WHAT IS REQUIRED
Your task is to reproduce the entries below word for word.

DATA RECORDS
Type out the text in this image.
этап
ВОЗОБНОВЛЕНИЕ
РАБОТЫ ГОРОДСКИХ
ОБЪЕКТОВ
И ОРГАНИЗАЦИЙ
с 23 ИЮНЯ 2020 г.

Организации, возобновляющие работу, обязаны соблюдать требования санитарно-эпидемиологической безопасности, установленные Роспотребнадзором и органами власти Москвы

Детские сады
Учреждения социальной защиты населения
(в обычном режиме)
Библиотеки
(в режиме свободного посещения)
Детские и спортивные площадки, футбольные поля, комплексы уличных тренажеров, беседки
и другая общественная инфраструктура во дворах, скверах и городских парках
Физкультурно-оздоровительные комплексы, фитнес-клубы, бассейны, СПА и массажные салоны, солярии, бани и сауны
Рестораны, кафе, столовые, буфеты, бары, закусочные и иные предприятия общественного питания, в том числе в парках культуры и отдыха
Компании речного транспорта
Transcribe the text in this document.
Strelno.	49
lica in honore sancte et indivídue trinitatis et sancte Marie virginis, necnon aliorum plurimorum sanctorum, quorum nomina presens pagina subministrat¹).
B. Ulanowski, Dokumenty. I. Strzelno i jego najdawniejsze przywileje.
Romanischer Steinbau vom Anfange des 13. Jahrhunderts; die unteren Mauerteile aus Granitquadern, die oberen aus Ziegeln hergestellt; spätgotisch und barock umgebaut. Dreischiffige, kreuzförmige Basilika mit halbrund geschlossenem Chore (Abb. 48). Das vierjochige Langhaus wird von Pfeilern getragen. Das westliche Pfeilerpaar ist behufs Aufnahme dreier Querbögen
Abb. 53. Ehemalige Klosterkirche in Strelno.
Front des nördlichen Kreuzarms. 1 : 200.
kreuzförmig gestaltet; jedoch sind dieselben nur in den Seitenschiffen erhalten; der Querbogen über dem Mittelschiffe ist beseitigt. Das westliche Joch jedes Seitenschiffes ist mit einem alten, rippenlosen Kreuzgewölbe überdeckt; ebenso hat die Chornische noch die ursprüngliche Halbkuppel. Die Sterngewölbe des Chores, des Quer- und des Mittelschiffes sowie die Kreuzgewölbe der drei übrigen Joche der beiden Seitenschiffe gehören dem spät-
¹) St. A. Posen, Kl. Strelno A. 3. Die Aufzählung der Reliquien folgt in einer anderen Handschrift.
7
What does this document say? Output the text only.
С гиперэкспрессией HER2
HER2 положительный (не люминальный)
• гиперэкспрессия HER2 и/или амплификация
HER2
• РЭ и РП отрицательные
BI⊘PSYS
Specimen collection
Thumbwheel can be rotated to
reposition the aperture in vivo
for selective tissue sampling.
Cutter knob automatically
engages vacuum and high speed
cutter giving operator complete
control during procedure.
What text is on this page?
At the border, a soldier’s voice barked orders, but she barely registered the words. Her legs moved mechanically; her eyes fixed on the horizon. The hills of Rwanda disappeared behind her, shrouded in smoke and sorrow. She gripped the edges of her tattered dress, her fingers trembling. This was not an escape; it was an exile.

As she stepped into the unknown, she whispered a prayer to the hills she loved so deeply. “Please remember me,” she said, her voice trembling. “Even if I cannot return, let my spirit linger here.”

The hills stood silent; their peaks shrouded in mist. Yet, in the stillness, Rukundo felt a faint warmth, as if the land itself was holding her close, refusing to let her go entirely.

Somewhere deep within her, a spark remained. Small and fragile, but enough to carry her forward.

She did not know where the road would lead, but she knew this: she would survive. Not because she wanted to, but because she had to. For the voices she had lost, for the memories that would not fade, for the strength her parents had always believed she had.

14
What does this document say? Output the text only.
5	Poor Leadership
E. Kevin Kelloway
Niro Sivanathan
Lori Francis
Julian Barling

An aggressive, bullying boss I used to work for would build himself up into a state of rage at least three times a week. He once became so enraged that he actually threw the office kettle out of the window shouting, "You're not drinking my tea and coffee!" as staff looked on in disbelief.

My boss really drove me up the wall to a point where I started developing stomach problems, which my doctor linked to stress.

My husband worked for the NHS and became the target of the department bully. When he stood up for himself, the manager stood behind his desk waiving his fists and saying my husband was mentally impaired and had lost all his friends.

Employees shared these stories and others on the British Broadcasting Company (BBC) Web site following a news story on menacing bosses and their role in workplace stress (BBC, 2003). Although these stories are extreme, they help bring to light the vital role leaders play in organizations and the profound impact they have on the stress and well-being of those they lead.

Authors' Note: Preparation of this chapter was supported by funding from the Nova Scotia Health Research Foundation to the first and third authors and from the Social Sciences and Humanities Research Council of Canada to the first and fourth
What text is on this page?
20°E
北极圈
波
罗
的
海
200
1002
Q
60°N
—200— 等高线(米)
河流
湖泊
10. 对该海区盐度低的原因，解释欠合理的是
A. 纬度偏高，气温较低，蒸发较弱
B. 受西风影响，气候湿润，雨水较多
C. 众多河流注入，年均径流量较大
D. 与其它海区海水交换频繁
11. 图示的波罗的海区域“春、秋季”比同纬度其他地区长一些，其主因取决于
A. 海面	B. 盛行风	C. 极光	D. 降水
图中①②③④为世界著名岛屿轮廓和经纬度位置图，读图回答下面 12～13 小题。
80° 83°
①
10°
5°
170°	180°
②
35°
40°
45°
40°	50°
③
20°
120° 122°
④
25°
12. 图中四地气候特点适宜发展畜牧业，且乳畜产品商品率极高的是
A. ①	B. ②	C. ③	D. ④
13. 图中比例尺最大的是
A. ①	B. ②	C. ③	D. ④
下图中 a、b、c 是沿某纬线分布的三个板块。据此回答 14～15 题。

REPLY
Type out the text in this image.
этап
ВОЗОБНОВЛЕНИЕ
РАБОТЫ ГОРОДСКИХ
ОБЪЕКТОВ
И ОРГАНИЗАЦИЙ
с 23 ИЮНЯ 2020 г.

Организации, возобновляющие работу, обязаны соблюдать требования санитарно-эпидемиологической безопасности, установленные Роспотребнадзором и органами власти Москвы

Детские сады
Учреждения социальной защиты населения
(в обычном режиме)
Библиотеки
(в режиме свободного посещения)
Детские и спортивные площадки, футбольные поля, комплексы уличных тренажеров, беседки
и другая общественная инфраструктура во дворах, скверах и городских парках
Физкультурно-оздоровительные комплексы, фитнес-клубы, бассейны, СПА и массажные салоны, солярии, бани и сауны
Рестораны, кафе, столовые, буфеты, бары, закусочные и иные предприятия общественного питания, в том числе в парках культуры и отдыха
Компании речного транспорта
Transcribe the text in this document.
Strelno.	49
lica in honore sancte et indivídue trinitatis et sancte Marie virginis, necnon aliorum plurimorum sanctorum, quorum nomina presens pagina subministrat¹).
B. Ulanowski, Dokumenty. I. Strzelno i jego najdawniejsze przywileje.
Romanischer Steinbau vom Anfange des 13. Jahrhunderts; die unteren Mauerteile aus Granitquadern, die oberen aus Ziegeln hergestellt; spätgotisch und barock umgebaut. Dreischiffige, kreuzförmige Basilika mit halbrund geschlossenem Chore (Abb. 48). Das vierjochige Langhaus wird von Pfeilern getragen. Das westliche Pfeilerpaar ist behufs Aufnahme dreier Querbögen
Abb. 53. Ehemalige Klosterkirche in Strelno.
Front des nördlichen Kreuzarms. 1 : 200.
kreuzförmig gestaltet; jedoch sind dieselben nur in den Seitenschiffen erhalten; der Querbogen über dem Mittelschiffe ist beseitigt. Das westliche Joch jedes Seitenschiffes ist mit einem alten, rippenlosen Kreuzgewölbe überdeckt; ebenso hat die Chornische noch die ursprüngliche Halbkuppel. Die Sterngewölbe des Chores, des Quer- und des Mittelschiffes sowie die Kreuzgewölbe der drei übrigen Joche der beiden Seitenschiffe gehören dem spät-
¹) St. A. Posen, Kl. Strelno A. 3. Die Aufzählung der Reliquien folgt in einer anderen Handschrift.
7
What does this document say? Output the text only.
С гиперэкспрессией HER2
HER2 положительный (не люминальный)
• гиперэкспрессия HER2 и/или амплификация
HER2
• РЭ и РП отрицательные
BI⊘PSYS
Specimen collection
Thumbwheel can be rotated to
reposition the aperture in vivo
for selective tissue sampling.
Cutter knob automatically
engages vacuum and high speed
cutter giving operator complete
control during procedure.
What text is on this page?
At the border, a soldier’s voice barked orders, but she barely registered the words. Her legs moved mechanically; her eyes fixed on the horizon. The hills of Rwanda disappeared behind her, shrouded in smoke and sorrow. She gripped the edges of her tattered dress, her fingers trembling. This was not an escape; it was an exile.

As she stepped into the unknown, she whispered a prayer to the hills she loved so deeply. “Please remember me,” she said, her voice trembling. “Even if I cannot return, let my spirit linger here.”

The hills stood silent; their peaks shrouded in mist. Yet, in the stillness, Rukundo felt a faint warmth, as if the land itself was holding her close, refusing to let her go entirely.

Somewhere deep within her, a spark remained. Small and fragile, but enough to carry her forward.

She did not know where the road would lead, but she knew this: she would survive. Not because she wanted to, but because she had to. For the voices she had lost, for the memories that would not fade, for the strength her parents had always believed she had.

14
What does this document say? Output the text only.
5	Poor Leadership
E. Kevin Kelloway
Niro Sivanathan
Lori Francis
Julian Barling

An aggressive, bullying boss I used to work for would build himself up into a state of rage at least three times a week. He once became so enraged that he actually threw the office kettle out of the window shouting, "You're not drinking my tea and coffee!" as staff looked on in disbelief.

My boss really drove me up the wall to a point where I started developing stomach problems, which my doctor linked to stress.

My husband worked for the NHS and became the target of the department bully. When he stood up for himself, the manager stood behind his desk waiving his fists and saying my husband was mentally impaired and had lost all his friends.

Employees shared these stories and others on the British Broadcasting Company (BBC) Web site following a news story on menacing bosses and their role in workplace stress (BBC, 2003). Although these stories are extreme, they help bring to light the vital role leaders play in organizations and the profound impact they have on the stress and well-being of those they lead.

Authors' Note: Preparation of this chapter was supported by funding from the Nova Scotia Health Research Foundation to the first and third authors and from the Social Sciences and Humanities Research Council of Canada to the first and fourth
What text is on this page?
20°E
北极圈
波
罗
的
海
200
1002
Q
60°N
—200— 等高线(米)
河流
湖泊
10. 对该海区盐度低的原因，解释欠合理的是
A. 纬度偏高，气温较低，蒸发较弱
B. 受西风影响，气候湿润，雨水较多
C. 众多河流注入，年均径流量较大
D. 与其它海区海水交换频繁
11. 图示的波罗的海区域“春、秋季”比同纬度其他地区长一些，其主因取决于
A. 海面	B. 盛行风	C. 极光	D. 降水
图中①②③④为世界著名岛屿轮廓和经纬度位置图，读图回答下面 12～13 小题。
80° 83°
①
10°
5°
170°	180°
②
35°
40°
45°
40°	50°
③
20°
120° 122°
④
25°
12. 图中四地气候特点适宜发展畜牧业，且乳畜产品商品率极高的是
A. ①	B. ②	C. ③	D. ④
13. 图中比例尺最大的是
A. ①	B. ②	C. ③	D. ④
下图中 a、b、c 是沿某纬线分布的三个板块。据此回答 14～15 题。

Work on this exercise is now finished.